■ Problem ■
Transcribe the listing word for word.

■ Data provided ■

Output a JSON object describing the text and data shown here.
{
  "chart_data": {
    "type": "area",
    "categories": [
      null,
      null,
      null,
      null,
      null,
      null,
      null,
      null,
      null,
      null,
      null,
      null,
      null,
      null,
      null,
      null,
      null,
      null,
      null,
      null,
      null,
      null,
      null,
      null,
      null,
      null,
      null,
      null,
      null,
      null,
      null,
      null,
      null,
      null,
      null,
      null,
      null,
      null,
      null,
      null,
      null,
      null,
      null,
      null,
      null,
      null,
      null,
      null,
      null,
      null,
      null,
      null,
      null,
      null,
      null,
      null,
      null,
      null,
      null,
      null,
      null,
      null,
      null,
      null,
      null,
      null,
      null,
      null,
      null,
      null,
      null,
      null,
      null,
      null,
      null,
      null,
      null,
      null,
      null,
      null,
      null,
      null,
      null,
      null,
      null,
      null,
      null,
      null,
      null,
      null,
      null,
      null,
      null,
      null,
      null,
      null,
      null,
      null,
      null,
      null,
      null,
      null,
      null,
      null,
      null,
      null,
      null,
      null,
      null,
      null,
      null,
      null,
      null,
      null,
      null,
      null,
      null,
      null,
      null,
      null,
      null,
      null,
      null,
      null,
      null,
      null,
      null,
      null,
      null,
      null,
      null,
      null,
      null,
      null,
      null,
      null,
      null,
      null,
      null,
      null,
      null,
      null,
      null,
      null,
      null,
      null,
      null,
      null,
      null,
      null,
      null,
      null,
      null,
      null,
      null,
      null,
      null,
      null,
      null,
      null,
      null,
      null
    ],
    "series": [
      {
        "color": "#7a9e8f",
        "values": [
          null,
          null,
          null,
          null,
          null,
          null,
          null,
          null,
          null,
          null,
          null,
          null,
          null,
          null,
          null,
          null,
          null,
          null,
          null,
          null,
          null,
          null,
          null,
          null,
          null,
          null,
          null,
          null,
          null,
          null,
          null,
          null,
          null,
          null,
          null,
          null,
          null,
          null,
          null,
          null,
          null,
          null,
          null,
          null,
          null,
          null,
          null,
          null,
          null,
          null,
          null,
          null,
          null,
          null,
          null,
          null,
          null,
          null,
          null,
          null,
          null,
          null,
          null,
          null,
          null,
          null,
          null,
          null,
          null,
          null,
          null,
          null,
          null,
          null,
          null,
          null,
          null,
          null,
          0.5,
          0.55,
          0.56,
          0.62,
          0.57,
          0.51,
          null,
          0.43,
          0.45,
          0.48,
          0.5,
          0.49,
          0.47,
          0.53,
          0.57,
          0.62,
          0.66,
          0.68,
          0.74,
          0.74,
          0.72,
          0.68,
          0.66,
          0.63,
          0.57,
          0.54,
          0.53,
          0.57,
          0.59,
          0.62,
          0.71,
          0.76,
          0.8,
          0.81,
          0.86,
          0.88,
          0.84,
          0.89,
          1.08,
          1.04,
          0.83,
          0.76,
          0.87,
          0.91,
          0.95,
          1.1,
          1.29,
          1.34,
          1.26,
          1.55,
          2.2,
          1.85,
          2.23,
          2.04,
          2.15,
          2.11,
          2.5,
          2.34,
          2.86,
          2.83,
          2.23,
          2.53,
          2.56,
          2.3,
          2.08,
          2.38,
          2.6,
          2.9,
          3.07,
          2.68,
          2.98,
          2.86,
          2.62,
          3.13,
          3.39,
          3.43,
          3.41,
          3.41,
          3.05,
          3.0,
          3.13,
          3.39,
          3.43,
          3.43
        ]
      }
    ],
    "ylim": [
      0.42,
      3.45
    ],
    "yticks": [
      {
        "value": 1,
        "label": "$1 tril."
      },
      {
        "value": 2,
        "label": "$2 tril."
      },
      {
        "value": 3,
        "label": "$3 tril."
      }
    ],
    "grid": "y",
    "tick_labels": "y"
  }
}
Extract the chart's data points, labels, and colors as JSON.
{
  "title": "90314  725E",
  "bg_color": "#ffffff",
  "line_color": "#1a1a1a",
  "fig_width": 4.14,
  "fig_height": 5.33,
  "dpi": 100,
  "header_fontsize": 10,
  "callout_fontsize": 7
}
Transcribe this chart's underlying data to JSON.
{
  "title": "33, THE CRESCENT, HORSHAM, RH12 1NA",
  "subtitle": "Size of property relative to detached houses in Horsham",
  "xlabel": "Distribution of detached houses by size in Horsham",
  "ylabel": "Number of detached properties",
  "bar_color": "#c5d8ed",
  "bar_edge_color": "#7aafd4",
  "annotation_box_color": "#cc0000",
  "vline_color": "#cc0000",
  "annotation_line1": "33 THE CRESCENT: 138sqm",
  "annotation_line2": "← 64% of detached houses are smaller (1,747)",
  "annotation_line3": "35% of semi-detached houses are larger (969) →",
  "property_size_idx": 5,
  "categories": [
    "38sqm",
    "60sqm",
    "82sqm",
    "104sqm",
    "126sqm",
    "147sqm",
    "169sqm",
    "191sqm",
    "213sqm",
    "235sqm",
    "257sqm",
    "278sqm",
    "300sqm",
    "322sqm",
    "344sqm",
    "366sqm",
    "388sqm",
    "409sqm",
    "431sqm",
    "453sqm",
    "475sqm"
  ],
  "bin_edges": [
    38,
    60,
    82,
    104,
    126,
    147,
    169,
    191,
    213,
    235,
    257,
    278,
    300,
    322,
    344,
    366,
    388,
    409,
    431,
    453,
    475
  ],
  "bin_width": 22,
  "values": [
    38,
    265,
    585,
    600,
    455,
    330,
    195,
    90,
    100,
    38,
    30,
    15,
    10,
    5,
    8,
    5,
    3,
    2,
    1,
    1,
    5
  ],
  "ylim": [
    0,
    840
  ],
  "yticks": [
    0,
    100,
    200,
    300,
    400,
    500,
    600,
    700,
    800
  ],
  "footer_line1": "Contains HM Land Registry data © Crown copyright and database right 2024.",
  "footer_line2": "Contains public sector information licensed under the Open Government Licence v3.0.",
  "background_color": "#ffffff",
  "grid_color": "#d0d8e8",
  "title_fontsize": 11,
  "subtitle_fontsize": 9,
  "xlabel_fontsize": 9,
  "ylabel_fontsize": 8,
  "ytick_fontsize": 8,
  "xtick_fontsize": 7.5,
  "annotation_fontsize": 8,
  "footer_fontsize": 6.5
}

■ Solution for this exercise ■
Output a JSON object describing the text and data shown here.
{
  "chart_data": {
    "type": "area",
    "categories": [
      null,
      null,
      null,
      null,
      null,
      null,
      null,
      null,
      null,
      null,
      null,
      null,
      null,
      null,
      null,
      null,
      null,
      null,
      null,
      null,
      null,
      null,
      null,
      null,
      null,
      null,
      null,
      null,
      null,
      null,
      null,
      null,
      null,
      null,
      null,
      null,
      null,
      null,
      null,
      null,
      null,
      null,
      null,
      null,
      null,
      null,
      null,
      null,
      null,
      null,
      null,
      null,
      null,
      null,
      null,
      null,
      null,
      null,
      null,
      null,
      null,
      null,
      null,
      null,
      null,
      null,
      null,
      null,
      null,
      null,
      null,
      null,
      null,
      null,
      null,
      null,
      null,
      null,
      null,
      null,
      null,
      null,
      null,
      null,
      null,
      null,
      null,
      null,
      null,
      null,
      null,
      null,
      null,
      null,
      null,
      null,
      null,
      null,
      null,
      null,
      null,
      null,
      null,
      null,
      null,
      null,
      null,
      null,
      null,
      null,
      null,
      null,
      null,
      null,
      null,
      null,
      null,
      null,
      null,
      null,
      null,
      null,
      null,
      null,
      null,
      null,
      null,
      null,
      null,
      null,
      null,
      null,
      null,
      null,
      null,
      null,
      null,
      null,
      null,
      null,
      null,
      null,
      null,
      null,
      null,
      null,
      null,
      null,
      null,
      null,
      null,
      null,
      null,
      null,
      null,
      null,
      null,
      null,
      null,
      null,
      null,
      null
    ],
    "series": [
      {
        "color": "#7a9e8f",
        "values": [
          null,
          null,
          null,
          null,
          null,
          null,
          null,
          null,
          null,
          null,
          null,
          null,
          null,
          null,
          null,
          null,
          null,
          null,
          null,
          null,
          null,
          null,
          null,
          null,
          null,
          null,
          null,
          null,
          null,
          null,
          null,
          null,
          null,
          null,
          null,
          null,
          null,
          null,
          null,
          null,
          null,
          null,
          null,
          null,
          null,
          null,
          null,
          null,
          null,
          null,
          null,
          null,
          null,
          null,
          null,
          null,
          null,
          null,
          null,
          null,
          null,
          null,
          null,
          null,
          null,
          null,
          null,
          null,
          null,
          null,
          null,
          null,
          null,
          null,
          null,
          null,
          null,
          null,
          0.5,
          0.55,
          0.56,
          0.62,
          0.57,
          0.51,
          null,
          0.43,
          0.45,
          0.48,
          0.5,
          0.49,
          0.47,
          0.53,
          0.57,
          0.62,
          0.66,
          0.68,
          0.74,
          0.74,
          0.72,
          0.68,
          0.66,
          0.63,
          0.57,
          0.54,
          0.53,
          0.57,
          0.59,
          0.62,
          0.71,
          0.76,
          0.8,
          0.81,
          0.86,
          0.88,
          0.84,
          0.89,
          1.08,
          1.04,
          0.83,
          0.76,
          0.87,
          0.91,
          0.95,
          1.1,
          1.29,
          1.34,
          1.26,
          1.55,
          2.2,
          1.85,
          2.23,
          2.04,
          2.15,
          2.11,
          2.5,
          2.34,
          2.86,
          2.83,
          2.23,
          2.53,
          2.56,
          2.3,
          2.08,
          2.38,
          2.6,
          2.9,
          3.07,
          2.68,
          2.98,
          2.86,
          2.62,
          3.13,
          3.39,
          3.43,
          3.41,
          3.41,
          3.05,
          3.0,
          3.13,
          3.39,
          3.43,
          3.43
        ]
      }
    ],
    "ylim": [
      0.42,
      3.45
    ],
    "yticks": [
      {
        "value": 1,
        "label": "$1 tril."
      },
      {
        "value": 2,
        "label": "$2 tril."
      },
      {
        "value": 3,
        "label": "$3 tril."
      }
    ],
    "grid": "y",
    "tick_labels": "y"
  }
}
Extract the chart's data points, labels, and colors as JSON.
{
  "title": "90314  725E",
  "bg_color": "#ffffff",
  "line_color": "#1a1a1a",
  "fig_width": 4.14,
  "fig_height": 5.33,
  "dpi": 100,
  "header_fontsize": 10,
  "callout_fontsize": 7
}
Transcribe this chart's underlying data to JSON.
{
  "title": "33, THE CRESCENT, HORSHAM, RH12 1NA",
  "subtitle": "Size of property relative to detached houses in Horsham",
  "xlabel": "Distribution of detached houses by size in Horsham",
  "ylabel": "Number of detached properties",
  "bar_color": "#c5d8ed",
  "bar_edge_color": "#7aafd4",
  "annotation_box_color": "#cc0000",
  "vline_color": "#cc0000",
  "annotation_line1": "33 THE CRESCENT: 138sqm",
  "annotation_line2": "← 64% of detached houses are smaller (1,747)",
  "annotation_line3": "35% of semi-detached houses are larger (969) →",
  "property_size_idx": 5,
  "categories": [
    "38sqm",
    "60sqm",
    "82sqm",
    "104sqm",
    "126sqm",
    "147sqm",
    "169sqm",
    "191sqm",
    "213sqm",
    "235sqm",
    "257sqm",
    "278sqm",
    "300sqm",
    "322sqm",
    "344sqm",
    "366sqm",
    "388sqm",
    "409sqm",
    "431sqm",
    "453sqm",
    "475sqm"
  ],
  "bin_edges": [
    38,
    60,
    82,
    104,
    126,
    147,
    169,
    191,
    213,
    235,
    257,
    278,
    300,
    322,
    344,
    366,
    388,
    409,
    431,
    453,
    475
  ],
  "bin_width": 22,
  "values": [
    38,
    265,
    585,
    600,
    455,
    330,
    195,
    90,
    100,
    38,
    30,
    15,
    10,
    5,
    8,
    5,
    3,
    2,
    1,
    1,
    5
  ],
  "ylim": [
    0,
    840
  ],
  "yticks": [
    0,
    100,
    200,
    300,
    400,
    500,
    600,
    700,
    800
  ],
  "footer_line1": "Contains HM Land Registry data © Crown copyright and database right 2024.",
  "footer_line2": "Contains public sector information licensed under the Open Government Licence v3.0.",
  "background_color": "#ffffff",
  "grid_color": "#d0d8e8",
  "title_fontsize": 11,
  "subtitle_fontsize": 9,
  "xlabel_fontsize": 9,
  "ylabel_fontsize": 8,
  "ytick_fontsize": 8,
  "xtick_fontsize": 7.5,
  "annotation_fontsize": 8,
  "footer_fontsize": 6.5
}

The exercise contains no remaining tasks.